- **Goal of the exercise**
Scan the records for the word "text". Copy each line that includes it.
### Extracted entries
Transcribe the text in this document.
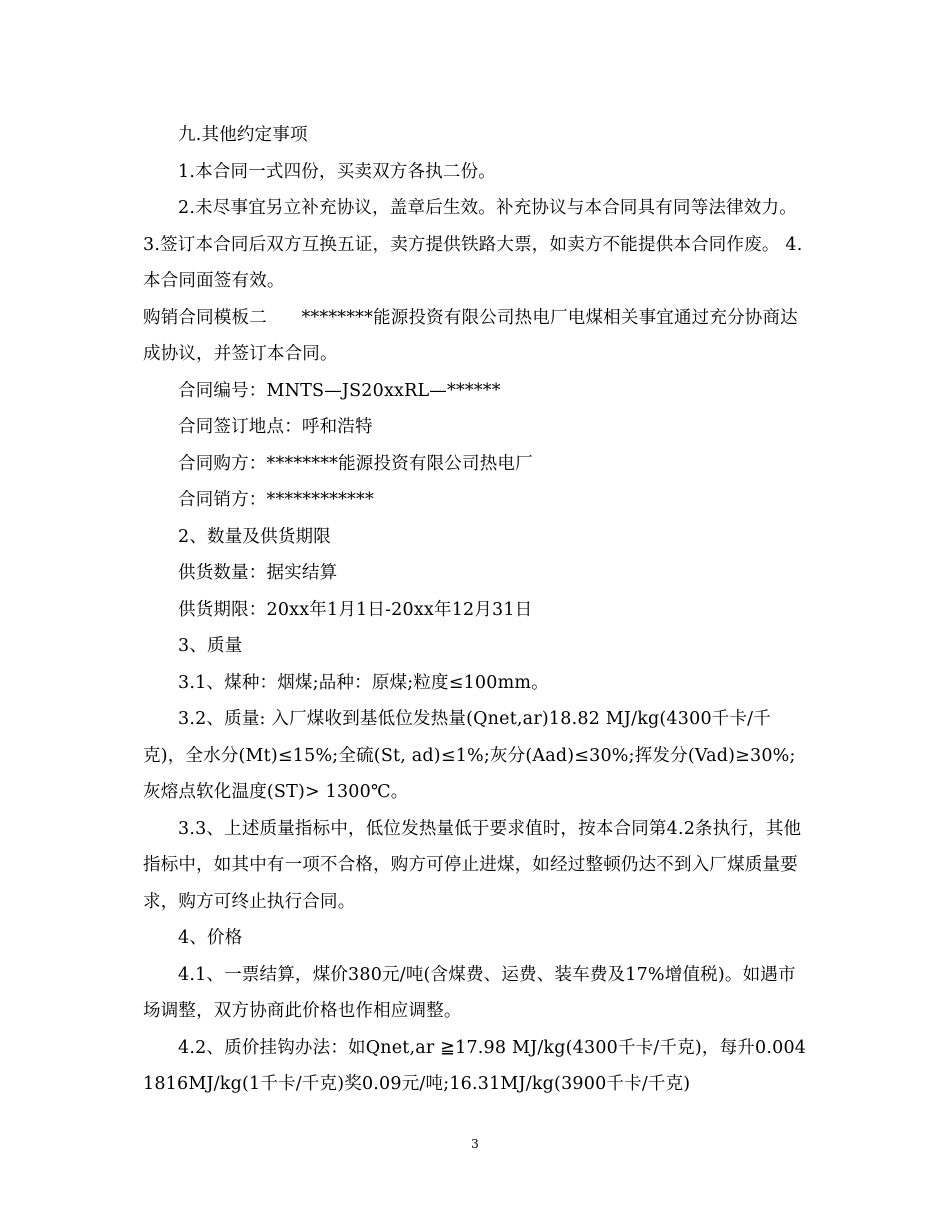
九.其他约定事项

1.本合同一式四份，买卖双方各执二份。

2.未尽事宜另立补充协议，盖章后生效。补充协议与本合同具有同等法律效力。 3.签订本合同后双方互换五证，卖方提供铁路大票，如卖方不能提供本合同作废。 4.本合同面签有效。

购销合同模板二      ********能源投资有限公司热电厂电煤相关事宜通过充分协商达成协议，并签订本合同。

合同编号：MNTS—JS20xxRL—******

合同签订地点：呼和浩特

合同购方：********能源投资有限公司热电厂

合同销方：************

2、数量及供货期限

供货数量：据实结算

供货期限：20xx年1月1日-20xx年12月31日

3、质量

3.1、煤种：烟煤;品种：原煤;粒度≤100mm。

3.2、质量: 入厂煤收到基低位发热量(Qnet,ar)18.82 MJ/kg(4300千卡/千克)，全水分(Mt)≤15%;全硫(St, ad)≤1%;灰分(Aad)≤30%;挥发分(Vad)≥30%;灰熔点软化温度(ST)> 1300℃。

3.3、上述质量指标中，低位发热量低于要求值时，按本合同第4.2条执行，其他指标中，如其中有一项不合格，购方可停止进煤，如经过整顿仍达不到入厂煤质量要求，购方可终止执行合同。

4、价格

4.1、一票结算，煤价380元/吨(含煤费、运费、装车费及17%增值税)。如遇市场调整，双方协商此价格也作相应调整。

4.2、质价挂钩办法：如Qnet,ar ≧17.98 MJ/kg(4300千卡/千克)，每升0.0041816MJ/kg(1千卡/千克)奖0.09元/吨;16.31MJ/kg(3900千卡/千克)

3
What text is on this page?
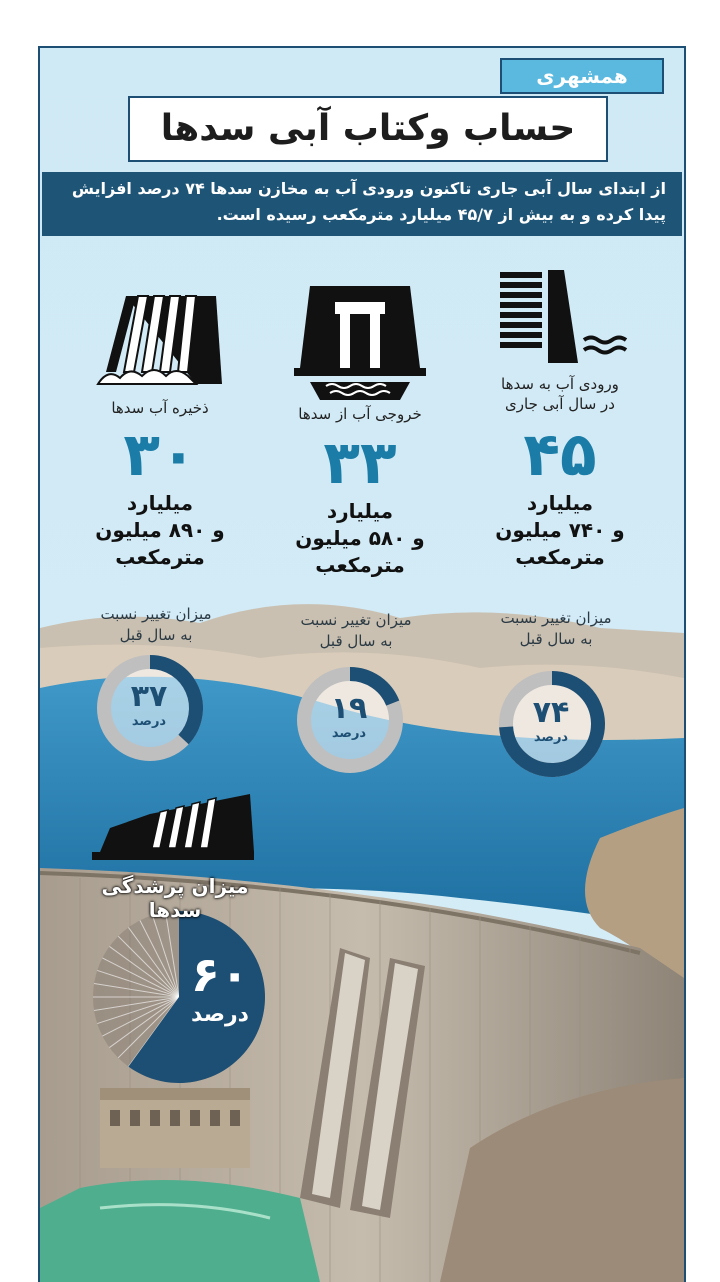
همشهری
حساب وکتاب آبی سدها
از ابتدای سال آبی جاری تاکنون ورودی آب به مخازن سدها ۷۴ درصد افزایش پیدا کرده و به بیش از ۴۵/۷ میلیارد مترمکعب رسیده است.
ورودی آب به سدها
در سال آبی جاری
۴۵
میلیارد
و ۷۴۰ میلیون
مترمکعب
خروجی آب از سدها
۳۳
میلیارد
و ۵۸۰ میلیون
مترمکعب
ذخیره آب سدها
۳۰
میلیارد
و ۸۹۰ میلیون
مترمکعب
میزان تغییر نسبت
به سال قبل
میزان تغییر نسبت
به سال قبل
میزان تغییر نسبت
به سال قبل
۷۴
درصد
۱۹
درصد
۳۷
درصد
میزان پرشدگی سدها
۶۰
درصد
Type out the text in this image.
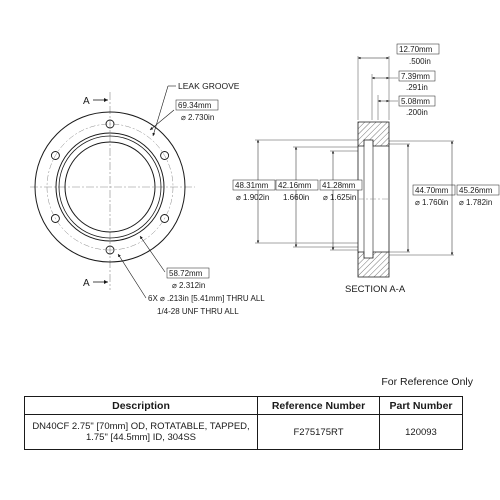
A
A
LEAK GROOVE
69.34mm
⌀ 2.730in
58.72mm
⌀ 2.312in
6X ⌀ .213in [5.41mm] THRU ALL
1/4-28 UNF THRU ALL
12.70mm
.500in
7.39mm
.291in
5.08mm
.200in
48.31mm
⌀ 1.902in
42.16mm
1.660in
41.28mm
⌀ 1.625in
44.70mm
⌀ 1.760in
45.26mm
⌀ 1.782in
SECTION A-A
For Reference Only
Description	Reference Number	Part Number
DN40CF 2.75" [70mm] OD, ROTATABLE, TAPPED, 1.75" [44.5mm] ID, 304SS	F275175RT	120093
######
- **Result below**
Transcribe the text in this document.
What text is on this page?
Type out the text in this image.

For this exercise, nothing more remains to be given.